GIVEN EXERCISE
Reproduce all the entries exactly and keep the pictures out.

Part of a data file
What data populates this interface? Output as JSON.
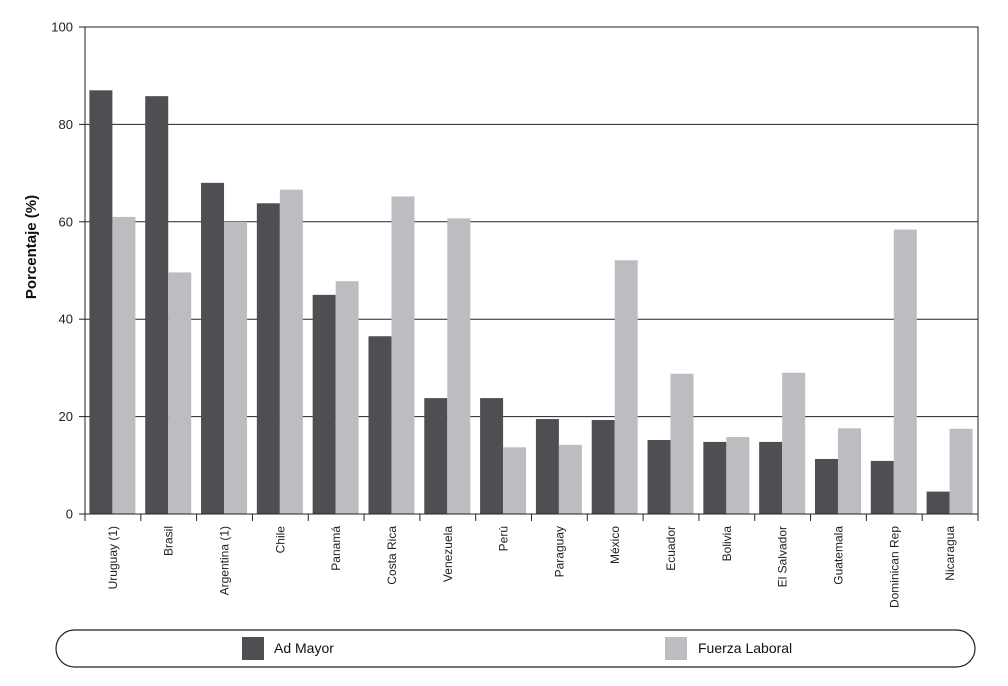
{
  "chart_data": {
    "type": "bar",
    "title": "",
    "xlabel": "",
    "ylabel": "Porcentaje (%)",
    "ylim": [
      0,
      100
    ],
    "yticks": [
      0,
      20,
      40,
      60,
      80,
      100
    ],
    "grid": true,
    "legend_position": "bottom",
    "categories": [
      "Uruguay (1)",
      "Brasil",
      "Argentina (1)",
      "Chile",
      "Panamá",
      "Costa Rica",
      "Venezuela",
      "Perú",
      "Paraguay",
      "México",
      "Ecuador",
      "Bolivia",
      "El Salvador",
      "Guatemala",
      "Dominican Rep",
      "Nicaragua"
    ],
    "series": [
      {
        "name": "Ad Mayor",
        "color": "#4d4f53",
        "values": [
          87,
          85.8,
          68,
          63.8,
          45,
          36.5,
          23.8,
          23.8,
          19.5,
          19.3,
          15.2,
          14.8,
          14.8,
          11.3,
          10.9,
          4.6
        ]
      },
      {
        "name": "Fuerza Laboral",
        "color": "#bcbdc0",
        "values": [
          61,
          49.6,
          60,
          66.6,
          47.8,
          65.2,
          60.7,
          13.7,
          14.2,
          52.1,
          28.8,
          15.8,
          29.0,
          17.6,
          58.4,
          17.5
        ]
      }
    ]
  }
}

EXPECTED OUTPUT
What data populates this interface? Output as JSON.
{
  "chart_data": {
    "type": "bar",
    "title": "",
    "xlabel": "",
    "ylabel": "Porcentaje (%)",
    "ylim": [
      0,
      100
    ],
    "yticks": [
      0,
      20,
      40,
      60,
      80,
      100
    ],
    "grid": true,
    "legend_position": "bottom",
    "categories": [
      "Uruguay (1)",
      "Brasil",
      "Argentina (1)",
      "Chile",
      "Panamá",
      "Costa Rica",
      "Venezuela",
      "Perú",
      "Paraguay",
      "México",
      "Ecuador",
      "Bolivia",
      "El Salvador",
      "Guatemala",
      "Dominican Rep",
      "Nicaragua"
    ],
    "series": [
      {
        "name": "Ad Mayor",
        "color": "#4d4f53",
        "values": [
          87,
          85.8,
          68,
          63.8,
          45,
          36.5,
          23.8,
          23.8,
          19.5,
          19.3,
          15.2,
          14.8,
          14.8,
          11.3,
          10.9,
          4.6
        ]
      },
      {
        "name": "Fuerza Laboral",
        "color": "#bcbdc0",
        "values": [
          61,
          49.6,
          60,
          66.6,
          47.8,
          65.2,
          60.7,
          13.7,
          14.2,
          52.1,
          28.8,
          15.8,
          29.0,
          17.6,
          58.4,
          17.5
        ]
      }
    ]
  }
}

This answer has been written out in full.